## DIRECTIONS FOR THIS TASK
Show all lines from the data that include the word "pips".

----- PROVIDED RECORDS

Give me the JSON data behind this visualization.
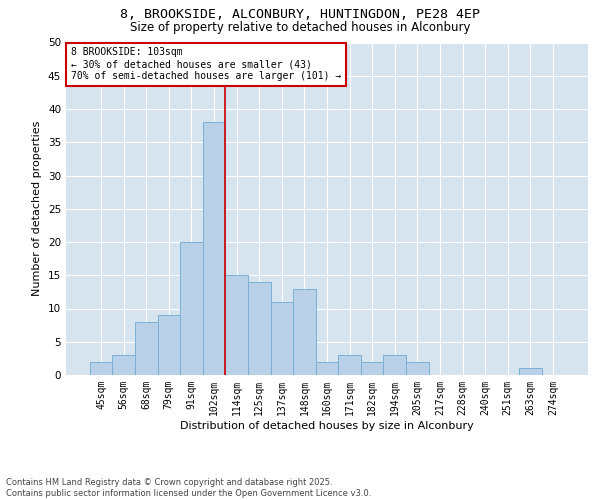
{
  "title_line1": "8, BROOKSIDE, ALCONBURY, HUNTINGDON, PE28 4EP",
  "title_line2": "Size of property relative to detached houses in Alconbury",
  "xlabel": "Distribution of detached houses by size in Alconbury",
  "ylabel": "Number of detached properties",
  "bar_color": "#b8d0e8",
  "bar_edge_color": "#7aafd4",
  "background_color": "#d6e4f0",
  "annotation_box_color": "#cc0000",
  "vline_color": "#cc0000",
  "categories": [
    "45sqm",
    "56sqm",
    "68sqm",
    "79sqm",
    "91sqm",
    "102sqm",
    "114sqm",
    "125sqm",
    "137sqm",
    "148sqm",
    "160sqm",
    "171sqm",
    "182sqm",
    "194sqm",
    "205sqm",
    "217sqm",
    "228sqm",
    "240sqm",
    "251sqm",
    "263sqm",
    "274sqm"
  ],
  "values": [
    2,
    3,
    8,
    9,
    20,
    38,
    15,
    14,
    11,
    13,
    2,
    3,
    2,
    3,
    2,
    0,
    0,
    0,
    0,
    1,
    0
  ],
  "vline_position": 5.5,
  "annotation_text": "8 BROOKSIDE: 103sqm\n← 30% of detached houses are smaller (43)\n70% of semi-detached houses are larger (101) →",
  "ylim": [
    0,
    50
  ],
  "yticks": [
    0,
    5,
    10,
    15,
    20,
    25,
    30,
    35,
    40,
    45,
    50
  ],
  "footer": "Contains HM Land Registry data © Crown copyright and database right 2025.\nContains public sector information licensed under the Open Government Licence v3.0.",
  "grid_color": "#ffffff",
  "title_fontsize": 9.5,
  "subtitle_fontsize": 8.5,
  "tick_fontsize": 7,
  "label_fontsize": 8,
  "annotation_fontsize": 7,
  "footer_fontsize": 6
}
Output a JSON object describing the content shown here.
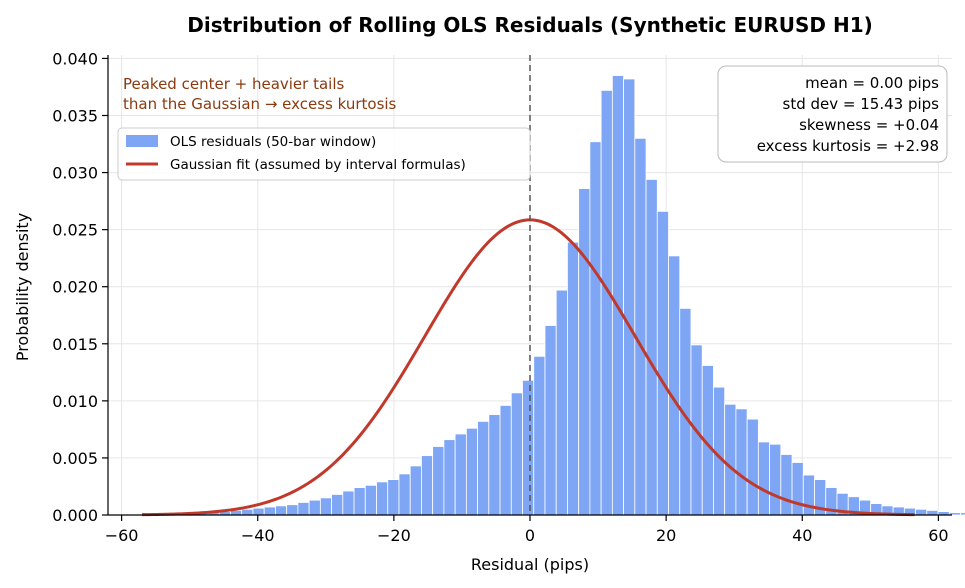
{
  "chart_data": {
    "type": "bar",
    "title": "Distribution of Rolling OLS Residuals (Synthetic EURUSD H1)",
    "xlabel": "Residual (pips)",
    "ylabel": "Probability density",
    "xlim": [
      -62,
      62
    ],
    "ylim": [
      0,
      0.0403
    ],
    "xticks": [
      -60,
      -40,
      -20,
      0,
      20,
      40,
      60
    ],
    "xtick_labels": [
      "−60",
      "−40",
      "−20",
      "0",
      "20",
      "40",
      "60"
    ],
    "yticks": [
      0,
      0.005,
      0.01,
      0.015,
      0.02,
      0.025,
      0.03,
      0.035,
      0.04
    ],
    "ytick_labels": [
      "0.000",
      "0.005",
      "0.010",
      "0.015",
      "0.020",
      "0.025",
      "0.030",
      "0.035",
      "0.040"
    ],
    "grid": true,
    "legend_position": "upper-left",
    "series": [
      {
        "name": "OLS residuals (50-bar window)",
        "kind": "histogram",
        "color": "#7ea6f4",
        "bin_width": 1.65,
        "bin_start": -57.2,
        "values": [
          5e-05,
          5e-05,
          0.0001,
          0.0001,
          0.0002,
          0.0002,
          0.0003,
          0.0003,
          0.0004,
          0.0005,
          0.0006,
          0.0007,
          0.0008,
          0.0009,
          0.0011,
          0.0013,
          0.0015,
          0.0018,
          0.0021,
          0.0024,
          0.0026,
          0.0029,
          0.0031,
          0.0036,
          0.0043,
          0.0052,
          0.006,
          0.0066,
          0.0071,
          0.0076,
          0.0082,
          0.0088,
          0.0096,
          0.0107,
          0.0118,
          0.0139,
          0.0166,
          0.0197,
          0.0239,
          0.0286,
          0.0327,
          0.0372,
          0.0385,
          0.0382,
          0.033,
          0.0294,
          0.0266,
          0.0227,
          0.0181,
          0.0149,
          0.0131,
          0.0112,
          0.0097,
          0.0093,
          0.0084,
          0.0064,
          0.0062,
          0.0053,
          0.0046,
          0.0035,
          0.0031,
          0.0024,
          0.0019,
          0.0016,
          0.0013,
          0.001,
          0.0008,
          0.0007,
          0.0006,
          0.0005,
          0.0004,
          0.0003,
          0.0002,
          0.0002,
          0.0001,
          0.0001,
          5e-05,
          5e-05
        ]
      },
      {
        "name": "Gaussian fit (assumed by interval formulas)",
        "kind": "line",
        "color": "#c0392b",
        "mean": 0.0,
        "std": 15.43,
        "x_range": [
          -57,
          56.5
        ]
      }
    ],
    "vertical_line": {
      "x": 0,
      "style": "dashed",
      "color": "#555555"
    },
    "annotations": {
      "note_line1": "Peaked center + heavier tails",
      "note_line2": "than the Gaussian → excess kurtosis",
      "note_color": "#8b3a0f",
      "stats": [
        "mean = 0.00 pips",
        "std dev = 15.43 pips",
        "skewness = +0.04",
        "excess kurtosis = +2.98"
      ]
    }
  }
}
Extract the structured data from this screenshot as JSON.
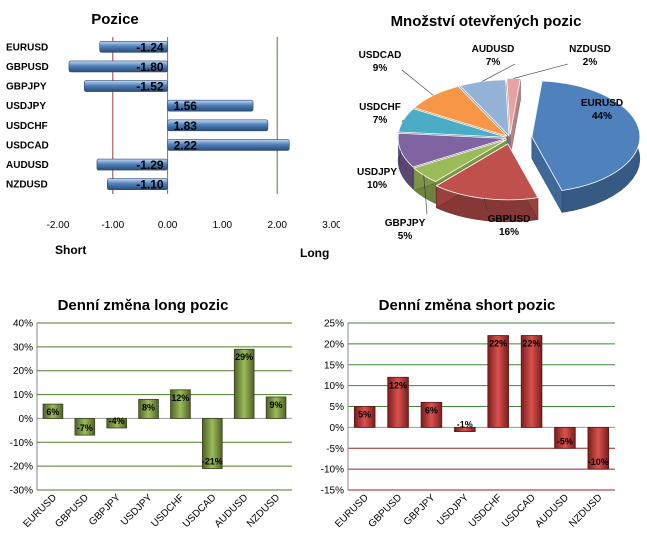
{
  "chart_data": [
    {
      "type": "bar",
      "orientation": "horizontal",
      "title": "Pozice",
      "categories": [
        "EURUSD",
        "GBPUSD",
        "GBPJPY",
        "USDJPY",
        "USDCHF",
        "USDCAD",
        "AUDUSD",
        "NZDUSD"
      ],
      "values": [
        -1.24,
        -1.8,
        -1.52,
        1.56,
        1.83,
        2.22,
        -1.29,
        -1.1
      ],
      "value_labels": [
        "-1.24",
        "-1.80",
        "-1.52",
        "1.56",
        "1.83",
        "2.22",
        "-1.29",
        "-1.10"
      ],
      "xlim": [
        -2,
        3
      ],
      "xticks": [
        "-2.00",
        "-1.00",
        "0.00",
        "1.00",
        "2.00",
        "3.00"
      ],
      "short_label": "Short",
      "long_label": "Long",
      "bar_color": "#4f81bd"
    },
    {
      "type": "pie",
      "title": "Množství otevřených pozic",
      "slices": [
        {
          "label": "EURUSD",
          "value": 44,
          "value_label": "44%",
          "color": "#4f81bd"
        },
        {
          "label": "GBPUSD",
          "value": 16,
          "value_label": "16%",
          "color": "#c0504d"
        },
        {
          "label": "GBPJPY",
          "value": 5,
          "value_label": "5%",
          "color": "#9bbb59"
        },
        {
          "label": "USDJPY",
          "value": 10,
          "value_label": "10%",
          "color": "#8064a2"
        },
        {
          "label": "USDCHF",
          "value": 7,
          "value_label": "7%",
          "color": "#4bacc6"
        },
        {
          "label": "USDCAD",
          "value": 9,
          "value_label": "9%",
          "color": "#f79646"
        },
        {
          "label": "AUDUSD",
          "value": 7,
          "value_label": "7%",
          "color": "#95b3d7"
        },
        {
          "label": "NZDUSD",
          "value": 2,
          "value_label": "2%",
          "color": "#e6a3a3"
        }
      ]
    },
    {
      "type": "bar",
      "title": "Denní změna long pozic",
      "categories": [
        "EURUSD",
        "GBPUSD",
        "GBPJPY",
        "USDJPY",
        "USDCHF",
        "USDCAD",
        "AUDUSD",
        "NZDUSD"
      ],
      "values": [
        6,
        -7,
        -4,
        8,
        12,
        -21,
        29,
        9
      ],
      "value_labels": [
        "6%",
        "-7%",
        "-4%",
        "8%",
        "12%",
        "-21%",
        "29%",
        "9%"
      ],
      "ylim": [
        -30,
        40
      ],
      "yticks": [
        "-30%",
        "-20%",
        "-10%",
        "0%",
        "10%",
        "20%",
        "30%",
        "40%"
      ],
      "bar_color": "#77933c",
      "grid_color": "#4a7d24"
    },
    {
      "type": "bar",
      "title": "Denní změna short pozic",
      "categories": [
        "EURUSD",
        "GBPUSD",
        "GBPJPY",
        "USDJPY",
        "USDCHF",
        "USDCAD",
        "AUDUSD",
        "NZDUSD"
      ],
      "values": [
        5,
        12,
        6,
        -1,
        22,
        22,
        -5,
        -10
      ],
      "value_labels": [
        "5%",
        "12%",
        "6%",
        "-1%",
        "22%",
        "22%",
        "-5%",
        "-10%"
      ],
      "ylim": [
        -15,
        25
      ],
      "yticks": [
        "-15%",
        "-10%",
        "-5%",
        "0%",
        "5%",
        "10%",
        "15%",
        "20%",
        "25%"
      ],
      "bar_color": "#c0392b",
      "grid_color": "#3a8a3a",
      "neg_grid_color": "#9b2222"
    }
  ]
}
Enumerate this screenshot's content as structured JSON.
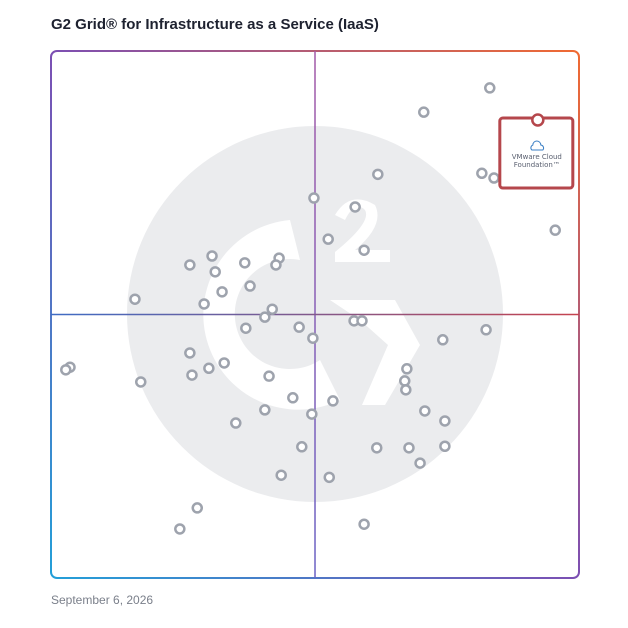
{
  "chart_data": {
    "type": "scatter",
    "title": "G2 Grid® for Infrastructure as a Service (IaaS)",
    "footer": "September 6, 2026",
    "xlim": [
      0,
      100
    ],
    "ylim": [
      0,
      100
    ],
    "quadrant_lines": [
      50,
      50
    ],
    "color": "#9ea3ad",
    "x": [
      83.1,
      70.6,
      61.9,
      81.6,
      83.9,
      95.5,
      49.8,
      57.6,
      52.5,
      59.3,
      30.5,
      26.3,
      31.1,
      36.7,
      43.2,
      42.6,
      37.7,
      32.4,
      15.9,
      29.0,
      41.9,
      40.5,
      36.9,
      47.0,
      49.6,
      57.4,
      58.9,
      82.4,
      74.2,
      26.3,
      32.8,
      29.9,
      26.7,
      3.6,
      2.8,
      17.0,
      41.3,
      67.4,
      67.0,
      67.2,
      45.8,
      53.4,
      40.5,
      49.4,
      70.8,
      74.6,
      35.0,
      47.5,
      61.7,
      67.8,
      74.6,
      69.9,
      43.6,
      52.7,
      27.7,
      24.4,
      59.3
    ],
    "y": [
      93.0,
      88.4,
      76.6,
      76.8,
      75.9,
      66.0,
      72.1,
      70.4,
      64.3,
      62.2,
      61.1,
      59.4,
      58.1,
      59.8,
      60.7,
      59.4,
      55.4,
      54.3,
      52.9,
      52.0,
      51.0,
      49.5,
      47.4,
      47.6,
      45.5,
      48.8,
      48.8,
      47.1,
      45.2,
      42.7,
      40.8,
      39.8,
      38.5,
      40.0,
      39.5,
      37.2,
      38.3,
      39.7,
      37.4,
      35.7,
      34.2,
      33.6,
      31.9,
      31.1,
      31.7,
      29.8,
      29.4,
      24.9,
      24.7,
      24.7,
      25.0,
      21.8,
      19.5,
      19.1,
      13.3,
      9.3,
      10.2
    ],
    "highlight": {
      "label": "VMware Cloud Foundation™",
      "x": 92.2,
      "y": 86.9,
      "color": "#b5474c"
    }
  }
}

----------

## PROBLEM SOLUTION
    "xlabel": "Residual (pips)",
        "mean = 0.00 pips",
        "std dev = 15.43 pips",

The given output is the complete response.